### Input for this task

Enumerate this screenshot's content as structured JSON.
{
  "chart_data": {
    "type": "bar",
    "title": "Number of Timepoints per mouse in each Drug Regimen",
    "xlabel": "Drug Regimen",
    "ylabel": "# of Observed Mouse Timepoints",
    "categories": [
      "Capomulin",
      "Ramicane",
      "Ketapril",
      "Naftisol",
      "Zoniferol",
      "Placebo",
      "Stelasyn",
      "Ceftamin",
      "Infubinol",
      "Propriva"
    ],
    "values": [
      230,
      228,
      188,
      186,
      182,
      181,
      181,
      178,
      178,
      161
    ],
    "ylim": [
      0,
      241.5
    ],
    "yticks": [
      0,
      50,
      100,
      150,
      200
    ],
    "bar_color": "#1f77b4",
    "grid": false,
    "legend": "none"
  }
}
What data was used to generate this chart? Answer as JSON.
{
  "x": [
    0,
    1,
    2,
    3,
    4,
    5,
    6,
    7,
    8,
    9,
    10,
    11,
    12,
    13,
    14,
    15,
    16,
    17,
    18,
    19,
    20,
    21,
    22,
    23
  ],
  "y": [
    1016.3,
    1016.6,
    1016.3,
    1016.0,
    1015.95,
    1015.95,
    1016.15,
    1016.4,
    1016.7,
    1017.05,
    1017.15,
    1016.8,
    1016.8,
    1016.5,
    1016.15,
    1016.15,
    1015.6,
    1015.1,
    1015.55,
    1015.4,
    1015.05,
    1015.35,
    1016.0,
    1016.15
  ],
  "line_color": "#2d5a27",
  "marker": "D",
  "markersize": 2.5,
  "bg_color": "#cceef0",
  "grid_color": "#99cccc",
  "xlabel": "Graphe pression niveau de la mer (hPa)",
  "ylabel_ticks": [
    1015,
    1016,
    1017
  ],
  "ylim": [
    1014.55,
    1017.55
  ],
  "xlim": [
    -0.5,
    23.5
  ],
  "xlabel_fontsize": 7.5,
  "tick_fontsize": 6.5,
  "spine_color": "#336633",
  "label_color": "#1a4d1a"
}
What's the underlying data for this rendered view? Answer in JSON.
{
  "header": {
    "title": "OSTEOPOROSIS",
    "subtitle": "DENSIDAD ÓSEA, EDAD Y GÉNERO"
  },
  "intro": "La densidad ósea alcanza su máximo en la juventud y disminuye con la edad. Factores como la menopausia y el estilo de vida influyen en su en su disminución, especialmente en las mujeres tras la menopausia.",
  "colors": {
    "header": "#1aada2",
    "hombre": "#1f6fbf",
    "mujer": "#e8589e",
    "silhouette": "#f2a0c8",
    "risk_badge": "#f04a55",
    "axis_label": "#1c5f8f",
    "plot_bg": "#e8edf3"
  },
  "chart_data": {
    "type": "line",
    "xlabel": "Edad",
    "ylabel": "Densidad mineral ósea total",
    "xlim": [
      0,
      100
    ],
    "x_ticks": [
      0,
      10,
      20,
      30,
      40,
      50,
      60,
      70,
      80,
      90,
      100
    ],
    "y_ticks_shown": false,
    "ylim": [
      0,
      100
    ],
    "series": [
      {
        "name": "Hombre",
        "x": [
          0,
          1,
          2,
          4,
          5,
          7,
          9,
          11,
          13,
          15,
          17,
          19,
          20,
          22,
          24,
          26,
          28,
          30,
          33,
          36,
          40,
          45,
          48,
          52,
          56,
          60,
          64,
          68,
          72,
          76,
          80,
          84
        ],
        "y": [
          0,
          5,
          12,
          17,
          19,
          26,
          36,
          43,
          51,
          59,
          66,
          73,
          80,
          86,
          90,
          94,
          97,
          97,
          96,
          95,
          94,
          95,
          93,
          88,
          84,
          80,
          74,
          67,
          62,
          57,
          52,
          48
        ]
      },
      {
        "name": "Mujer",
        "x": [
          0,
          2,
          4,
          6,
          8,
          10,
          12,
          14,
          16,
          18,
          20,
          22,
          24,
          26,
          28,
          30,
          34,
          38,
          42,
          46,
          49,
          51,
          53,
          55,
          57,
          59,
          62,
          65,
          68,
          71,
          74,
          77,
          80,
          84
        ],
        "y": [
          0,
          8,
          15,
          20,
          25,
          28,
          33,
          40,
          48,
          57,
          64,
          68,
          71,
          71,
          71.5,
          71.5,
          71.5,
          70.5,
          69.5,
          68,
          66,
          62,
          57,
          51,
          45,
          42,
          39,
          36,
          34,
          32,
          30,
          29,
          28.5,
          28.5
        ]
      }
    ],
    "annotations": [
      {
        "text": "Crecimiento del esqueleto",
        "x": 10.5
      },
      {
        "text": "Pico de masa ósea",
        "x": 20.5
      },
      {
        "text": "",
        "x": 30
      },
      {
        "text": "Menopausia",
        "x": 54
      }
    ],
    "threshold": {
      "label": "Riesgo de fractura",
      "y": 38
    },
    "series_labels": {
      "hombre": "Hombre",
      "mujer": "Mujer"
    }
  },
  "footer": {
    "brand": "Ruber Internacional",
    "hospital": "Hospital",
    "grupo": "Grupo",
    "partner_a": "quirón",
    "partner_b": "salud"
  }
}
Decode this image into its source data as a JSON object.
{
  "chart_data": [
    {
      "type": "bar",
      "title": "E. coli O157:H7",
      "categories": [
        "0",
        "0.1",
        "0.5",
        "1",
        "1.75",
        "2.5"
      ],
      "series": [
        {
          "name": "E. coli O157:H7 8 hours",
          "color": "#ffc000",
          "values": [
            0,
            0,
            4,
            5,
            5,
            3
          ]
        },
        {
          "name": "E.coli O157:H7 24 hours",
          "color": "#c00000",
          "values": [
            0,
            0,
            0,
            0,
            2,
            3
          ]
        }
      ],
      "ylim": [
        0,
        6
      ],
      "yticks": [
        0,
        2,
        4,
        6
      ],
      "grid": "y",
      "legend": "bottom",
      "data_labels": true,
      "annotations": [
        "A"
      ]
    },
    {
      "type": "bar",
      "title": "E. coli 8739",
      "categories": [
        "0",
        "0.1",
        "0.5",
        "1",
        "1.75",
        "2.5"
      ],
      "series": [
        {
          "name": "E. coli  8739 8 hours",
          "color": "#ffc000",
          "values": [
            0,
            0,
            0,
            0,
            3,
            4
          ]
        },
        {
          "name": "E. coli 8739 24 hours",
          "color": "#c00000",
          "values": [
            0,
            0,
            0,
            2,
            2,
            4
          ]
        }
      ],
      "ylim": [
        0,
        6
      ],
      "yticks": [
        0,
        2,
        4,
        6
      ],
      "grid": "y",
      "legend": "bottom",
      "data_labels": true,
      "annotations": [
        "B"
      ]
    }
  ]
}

######

* Brief: Each entry above is to be set down again in exactly the same words.

* Written reply:
Enumerate this screenshot's content as structured JSON.
{
  "chart_data": {
    "type": "bar",
    "title": "Number of Timepoints per mouse in each Drug Regimen",
    "xlabel": "Drug Regimen",
    "ylabel": "# of Observed Mouse Timepoints",
    "categories": [
      "Capomulin",
      "Ramicane",
      "Ketapril",
      "Naftisol",
      "Zoniferol",
      "Placebo",
      "Stelasyn",
      "Ceftamin",
      "Infubinol",
      "Propriva"
    ],
    "values": [
      230,
      228,
      188,
      186,
      182,
      181,
      181,
      178,
      178,
      161
    ],
    "ylim": [
      0,
      241.5
    ],
    "yticks": [
      0,
      50,
      100,
      150,
      200
    ],
    "bar_color": "#1f77b4",
    "grid": false,
    "legend": "none"
  }
}
What data was used to generate this chart? Answer as JSON.
{
  "x": [
    0,
    1,
    2,
    3,
    4,
    5,
    6,
    7,
    8,
    9,
    10,
    11,
    12,
    13,
    14,
    15,
    16,
    17,
    18,
    19,
    20,
    21,
    22,
    23
  ],
  "y": [
    1016.3,
    1016.6,
    1016.3,
    1016.0,
    1015.95,
    1015.95,
    1016.15,
    1016.4,
    1016.7,
    1017.05,
    1017.15,
    1016.8,
    1016.8,
    1016.5,
    1016.15,
    1016.15,
    1015.6,
    1015.1,
    1015.55,
    1015.4,
    1015.05,
    1015.35,
    1016.0,
    1016.15
  ],
  "line_color": "#2d5a27",
  "marker": "D",
  "markersize": 2.5,
  "bg_color": "#cceef0",
  "grid_color": "#99cccc",
  "xlabel": "Graphe pression niveau de la mer (hPa)",
  "ylabel_ticks": [
    1015,
    1016,
    1017
  ],
  "ylim": [
    1014.55,
    1017.55
  ],
  "xlim": [
    -0.5,
    23.5
  ],
  "xlabel_fontsize": 7.5,
  "tick_fontsize": 6.5,
  "spine_color": "#336633",
  "label_color": "#1a4d1a"
}
What's the underlying data for this rendered view? Answer in JSON.
{
  "header": {
    "title": "OSTEOPOROSIS",
    "subtitle": "DENSIDAD ÓSEA, EDAD Y GÉNERO"
  },
  "intro": "La densidad ósea alcanza su máximo en la juventud y disminuye con la edad. Factores como la menopausia y el estilo de vida influyen en su en su disminución, especialmente en las mujeres tras la menopausia.",
  "colors": {
    "header": "#1aada2",
    "hombre": "#1f6fbf",
    "mujer": "#e8589e",
    "silhouette": "#f2a0c8",
    "risk_badge": "#f04a55",
    "axis_label": "#1c5f8f",
    "plot_bg": "#e8edf3"
  },
  "chart_data": {
    "type": "line",
    "xlabel": "Edad",
    "ylabel": "Densidad mineral ósea total",
    "xlim": [
      0,
      100
    ],
    "x_ticks": [
      0,
      10,
      20,
      30,
      40,
      50,
      60,
      70,
      80,
      90,
      100
    ],
    "y_ticks_shown": false,
    "ylim": [
      0,
      100
    ],
    "series": [
      {
        "name": "Hombre",
        "x": [
          0,
          1,
          2,
          4,
          5,
          7,
          9,
          11,
          13,
          15,
          17,
          19,
          20,
          22,
          24,
          26,
          28,
          30,
          33,
          36,
          40,
          45,
          48,
          52,
          56,
          60,
          64,
          68,
          72,
          76,
          80,
          84
        ],
        "y": [
          0,
          5,
          12,
          17,
          19,
          26,
          36,
          43,
          51,
          59,
          66,
          73,
          80,
          86,
          90,
          94,
          97,
          97,
          96,
          95,
          94,
          95,
          93,
          88,
          84,
          80,
          74,
          67,
          62,
          57,
          52,
          48
        ]
      },
      {
        "name": "Mujer",
        "x": [
          0,
          2,
          4,
          6,
          8,
          10,
          12,
          14,
          16,
          18,
          20,
          22,
          24,
          26,
          28,
          30,
          34,
          38,
          42,
          46,
          49,
          51,
          53,
          55,
          57,
          59,
          62,
          65,
          68,
          71,
          74,
          77,
          80,
          84
        ],
        "y": [
          0,
          8,
          15,
          20,
          25,
          28,
          33,
          40,
          48,
          57,
          64,
          68,
          71,
          71,
          71.5,
          71.5,
          71.5,
          70.5,
          69.5,
          68,
          66,
          62,
          57,
          51,
          45,
          42,
          39,
          36,
          34,
          32,
          30,
          29,
          28.5,
          28.5
        ]
      }
    ],
    "annotations": [
      {
        "text": "Crecimiento del esqueleto",
        "x": 10.5
      },
      {
        "text": "Pico de masa ósea",
        "x": 20.5
      },
      {
        "text": "",
        "x": 30
      },
      {
        "text": "Menopausia",
        "x": 54
      }
    ],
    "threshold": {
      "label": "Riesgo de fractura",
      "y": 38
    },
    "series_labels": {
      "hombre": "Hombre",
      "mujer": "Mujer"
    }
  },
  "footer": {
    "brand": "Ruber Internacional",
    "hospital": "Hospital",
    "grupo": "Grupo",
    "partner_a": "quirón",
    "partner_b": "salud"
  }
}
Decode this image into its source data as a JSON object.
{
  "chart_data": [
    {
      "type": "bar",
      "title": "E. coli O157:H7",
      "categories": [
        "0",
        "0.1",
        "0.5",
        "1",
        "1.75",
        "2.5"
      ],
      "series": [
        {
          "name": "E. coli O157:H7 8 hours",
          "color": "#ffc000",
          "values": [
            0,
            0,
            4,
            5,
            5,
            3
          ]
        },
        {
          "name": "E.coli O157:H7 24 hours",
          "color": "#c00000",
          "values": [
            0,
            0,
            0,
            0,
            2,
            3
          ]
        }
      ],
      "ylim": [
        0,
        6
      ],
      "yticks": [
        0,
        2,
        4,
        6
      ],
      "grid": "y",
      "legend": "bottom",
      "data_labels": true,
      "annotations": [
        "A"
      ]
    },
    {
      "type": "bar",
      "title": "E. coli 8739",
      "categories": [
        "0",
        "0.1",
        "0.5",
        "1",
        "1.75",
        "2.5"
      ],
      "series": [
        {
          "name": "E. coli  8739 8 hours",
          "color": "#ffc000",
          "values": [
            0,
            0,
            0,
            0,
            3,
            4
          ]
        },
        {
          "name": "E. coli 8739 24 hours",
          "color": "#c00000",
          "values": [
            0,
            0,
            0,
            2,
            2,
            4
          ]
        }
      ],
      "ylim": [
        0,
        6
      ],
      "yticks": [
        0,
        2,
        4,
        6
      ],
      "grid": "y",
      "legend": "bottom",
      "data_labels": true,
      "annotations": [
        "B"
      ]
    }
  ]
}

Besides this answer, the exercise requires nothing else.